What is needed
All of the records below need to be copied exactly.
***** Data records
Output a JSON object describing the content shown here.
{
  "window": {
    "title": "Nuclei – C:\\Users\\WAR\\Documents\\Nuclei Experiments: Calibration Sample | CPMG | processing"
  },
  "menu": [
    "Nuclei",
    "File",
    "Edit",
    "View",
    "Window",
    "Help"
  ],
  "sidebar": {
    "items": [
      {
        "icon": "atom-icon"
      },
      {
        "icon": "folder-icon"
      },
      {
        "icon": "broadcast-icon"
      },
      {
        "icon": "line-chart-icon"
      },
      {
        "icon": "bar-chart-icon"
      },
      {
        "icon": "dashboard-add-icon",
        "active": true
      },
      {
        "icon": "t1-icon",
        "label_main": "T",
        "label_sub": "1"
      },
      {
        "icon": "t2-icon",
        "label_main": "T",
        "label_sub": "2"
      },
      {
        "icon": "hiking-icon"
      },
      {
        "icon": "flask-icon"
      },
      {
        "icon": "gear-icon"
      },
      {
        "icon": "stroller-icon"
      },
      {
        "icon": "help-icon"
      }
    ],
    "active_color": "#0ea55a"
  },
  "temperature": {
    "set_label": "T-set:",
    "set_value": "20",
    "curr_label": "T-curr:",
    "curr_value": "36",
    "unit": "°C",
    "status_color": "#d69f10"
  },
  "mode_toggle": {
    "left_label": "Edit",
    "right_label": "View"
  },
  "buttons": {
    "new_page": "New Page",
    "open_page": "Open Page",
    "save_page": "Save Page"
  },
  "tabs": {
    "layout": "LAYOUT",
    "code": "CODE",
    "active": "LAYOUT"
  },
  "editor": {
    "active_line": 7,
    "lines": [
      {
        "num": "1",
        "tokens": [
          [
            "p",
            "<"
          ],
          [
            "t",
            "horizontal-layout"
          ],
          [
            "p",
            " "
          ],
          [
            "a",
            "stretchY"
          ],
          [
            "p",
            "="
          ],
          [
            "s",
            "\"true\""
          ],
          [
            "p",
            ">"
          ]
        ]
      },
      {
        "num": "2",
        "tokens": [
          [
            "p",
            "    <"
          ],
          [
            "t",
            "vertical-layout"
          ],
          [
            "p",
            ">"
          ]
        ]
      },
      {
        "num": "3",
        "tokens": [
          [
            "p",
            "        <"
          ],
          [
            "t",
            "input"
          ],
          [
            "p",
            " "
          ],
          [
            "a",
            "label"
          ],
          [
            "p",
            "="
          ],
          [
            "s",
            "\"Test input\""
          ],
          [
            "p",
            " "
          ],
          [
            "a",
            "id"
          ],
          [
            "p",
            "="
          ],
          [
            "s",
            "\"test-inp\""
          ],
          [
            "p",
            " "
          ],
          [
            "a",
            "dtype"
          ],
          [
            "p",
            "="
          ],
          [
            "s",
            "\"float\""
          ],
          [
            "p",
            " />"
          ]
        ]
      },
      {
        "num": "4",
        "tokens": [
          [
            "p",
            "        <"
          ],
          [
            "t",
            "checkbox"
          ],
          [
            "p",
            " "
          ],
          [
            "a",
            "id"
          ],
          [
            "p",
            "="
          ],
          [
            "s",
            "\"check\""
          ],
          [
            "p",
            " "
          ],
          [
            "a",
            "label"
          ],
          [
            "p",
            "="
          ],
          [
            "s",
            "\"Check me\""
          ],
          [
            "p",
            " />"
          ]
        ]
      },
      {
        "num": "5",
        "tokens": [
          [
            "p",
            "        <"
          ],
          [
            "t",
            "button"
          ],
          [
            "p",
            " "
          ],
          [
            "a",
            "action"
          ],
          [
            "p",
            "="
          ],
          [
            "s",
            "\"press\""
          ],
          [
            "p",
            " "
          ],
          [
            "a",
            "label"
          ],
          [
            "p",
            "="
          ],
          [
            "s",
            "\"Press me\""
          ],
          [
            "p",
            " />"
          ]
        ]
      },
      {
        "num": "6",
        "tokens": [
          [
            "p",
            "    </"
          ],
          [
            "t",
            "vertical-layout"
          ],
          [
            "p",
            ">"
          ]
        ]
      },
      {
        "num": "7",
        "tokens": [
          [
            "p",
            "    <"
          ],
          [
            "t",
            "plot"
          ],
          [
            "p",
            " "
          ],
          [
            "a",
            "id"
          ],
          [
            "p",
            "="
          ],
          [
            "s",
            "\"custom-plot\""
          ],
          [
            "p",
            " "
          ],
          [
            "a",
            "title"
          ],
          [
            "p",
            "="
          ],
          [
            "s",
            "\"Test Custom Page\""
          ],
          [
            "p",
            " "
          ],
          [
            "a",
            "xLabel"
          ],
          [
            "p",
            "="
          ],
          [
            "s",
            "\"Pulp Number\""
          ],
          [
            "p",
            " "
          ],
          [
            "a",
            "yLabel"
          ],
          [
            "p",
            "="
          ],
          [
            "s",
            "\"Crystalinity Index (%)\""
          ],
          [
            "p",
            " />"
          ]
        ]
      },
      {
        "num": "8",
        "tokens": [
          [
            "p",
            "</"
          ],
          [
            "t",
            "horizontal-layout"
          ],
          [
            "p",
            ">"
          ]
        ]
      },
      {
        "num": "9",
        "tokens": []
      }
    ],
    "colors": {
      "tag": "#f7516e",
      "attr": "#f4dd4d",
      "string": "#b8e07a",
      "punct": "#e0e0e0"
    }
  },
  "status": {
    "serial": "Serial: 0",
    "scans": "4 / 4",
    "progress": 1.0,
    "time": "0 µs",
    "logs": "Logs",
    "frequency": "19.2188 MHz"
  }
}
**********
Task response
Output a JSON object describing the content shown here.
{
  "window": {
    "title": "Nuclei – C:\\Users\\WAR\\Documents\\Nuclei Experiments: Calibration Sample | CPMG | processing"
  },
  "menu": [
    "Nuclei",
    "File",
    "Edit",
    "View",
    "Window",
    "Help"
  ],
  "sidebar": {
    "items": [
      {
        "icon": "atom-icon"
      },
      {
        "icon": "folder-icon"
      },
      {
        "icon": "broadcast-icon"
      },
      {
        "icon": "line-chart-icon"
      },
      {
        "icon": "bar-chart-icon"
      },
      {
        "icon": "dashboard-add-icon",
        "active": true
      },
      {
        "icon": "t1-icon",
        "label_main": "T",
        "label_sub": "1"
      },
      {
        "icon": "t2-icon",
        "label_main": "T",
        "label_sub": "2"
      },
      {
        "icon": "hiking-icon"
      },
      {
        "icon": "flask-icon"
      },
      {
        "icon": "gear-icon"
      },
      {
        "icon": "stroller-icon"
      },
      {
        "icon": "help-icon"
      }
    ],
    "active_color": "#0ea55a"
  },
  "temperature": {
    "set_label": "T-set:",
    "set_value": "20",
    "curr_label": "T-curr:",
    "curr_value": "36",
    "unit": "°C",
    "status_color": "#d69f10"
  },
  "mode_toggle": {
    "left_label": "Edit",
    "right_label": "View"
  },
  "buttons": {
    "new_page": "New Page",
    "open_page": "Open Page",
    "save_page": "Save Page"
  },
  "tabs": {
    "layout": "LAYOUT",
    "code": "CODE",
    "active": "LAYOUT"
  },
  "editor": {
    "active_line": 7,
    "lines": [
      {
        "num": "1",
        "tokens": [
          [
            "p",
            "<"
          ],
          [
            "t",
            "horizontal-layout"
          ],
          [
            "p",
            " "
          ],
          [
            "a",
            "stretchY"
          ],
          [
            "p",
            "="
          ],
          [
            "s",
            "\"true\""
          ],
          [
            "p",
            ">"
          ]
        ]
      },
      {
        "num": "2",
        "tokens": [
          [
            "p",
            "    <"
          ],
          [
            "t",
            "vertical-layout"
          ],
          [
            "p",
            ">"
          ]
        ]
      },
      {
        "num": "3",
        "tokens": [
          [
            "p",
            "        <"
          ],
          [
            "t",
            "input"
          ],
          [
            "p",
            " "
          ],
          [
            "a",
            "label"
          ],
          [
            "p",
            "="
          ],
          [
            "s",
            "\"Test input\""
          ],
          [
            "p",
            " "
          ],
          [
            "a",
            "id"
          ],
          [
            "p",
            "="
          ],
          [
            "s",
            "\"test-inp\""
          ],
          [
            "p",
            " "
          ],
          [
            "a",
            "dtype"
          ],
          [
            "p",
            "="
          ],
          [
            "s",
            "\"float\""
          ],
          [
            "p",
            " />"
          ]
        ]
      },
      {
        "num": "4",
        "tokens": [
          [
            "p",
            "        <"
          ],
          [
            "t",
            "checkbox"
          ],
          [
            "p",
            " "
          ],
          [
            "a",
            "id"
          ],
          [
            "p",
            "="
          ],
          [
            "s",
            "\"check\""
          ],
          [
            "p",
            " "
          ],
          [
            "a",
            "label"
          ],
          [
            "p",
            "="
          ],
          [
            "s",
            "\"Check me\""
          ],
          [
            "p",
            " />"
          ]
        ]
      },
      {
        "num": "5",
        "tokens": [
          [
            "p",
            "        <"
          ],
          [
            "t",
            "button"
          ],
          [
            "p",
            " "
          ],
          [
            "a",
            "action"
          ],
          [
            "p",
            "="
          ],
          [
            "s",
            "\"press\""
          ],
          [
            "p",
            " "
          ],
          [
            "a",
            "label"
          ],
          [
            "p",
            "="
          ],
          [
            "s",
            "\"Press me\""
          ],
          [
            "p",
            " />"
          ]
        ]
      },
      {
        "num": "6",
        "tokens": [
          [
            "p",
            "    </"
          ],
          [
            "t",
            "vertical-layout"
          ],
          [
            "p",
            ">"
          ]
        ]
      },
      {
        "num": "7",
        "tokens": [
          [
            "p",
            "    <"
          ],
          [
            "t",
            "plot"
          ],
          [
            "p",
            " "
          ],
          [
            "a",
            "id"
          ],
          [
            "p",
            "="
          ],
          [
            "s",
            "\"custom-plot\""
          ],
          [
            "p",
            " "
          ],
          [
            "a",
            "title"
          ],
          [
            "p",
            "="
          ],
          [
            "s",
            "\"Test Custom Page\""
          ],
          [
            "p",
            " "
          ],
          [
            "a",
            "xLabel"
          ],
          [
            "p",
            "="
          ],
          [
            "s",
            "\"Pulp Number\""
          ],
          [
            "p",
            " "
          ],
          [
            "a",
            "yLabel"
          ],
          [
            "p",
            "="
          ],
          [
            "s",
            "\"Crystalinity Index (%)\""
          ],
          [
            "p",
            " />"
          ]
        ]
      },
      {
        "num": "8",
        "tokens": [
          [
            "p",
            "</"
          ],
          [
            "t",
            "horizontal-layout"
          ],
          [
            "p",
            ">"
          ]
        ]
      },
      {
        "num": "9",
        "tokens": []
      }
    ],
    "colors": {
      "tag": "#f7516e",
      "attr": "#f4dd4d",
      "string": "#b8e07a",
      "punct": "#e0e0e0"
    }
  },
  "status": {
    "serial": "Serial: 0",
    "scans": "4 / 4",
    "progress": 1.0,
    "time": "0 µs",
    "logs": "Logs",
    "frequency": "19.2188 MHz"
  }
}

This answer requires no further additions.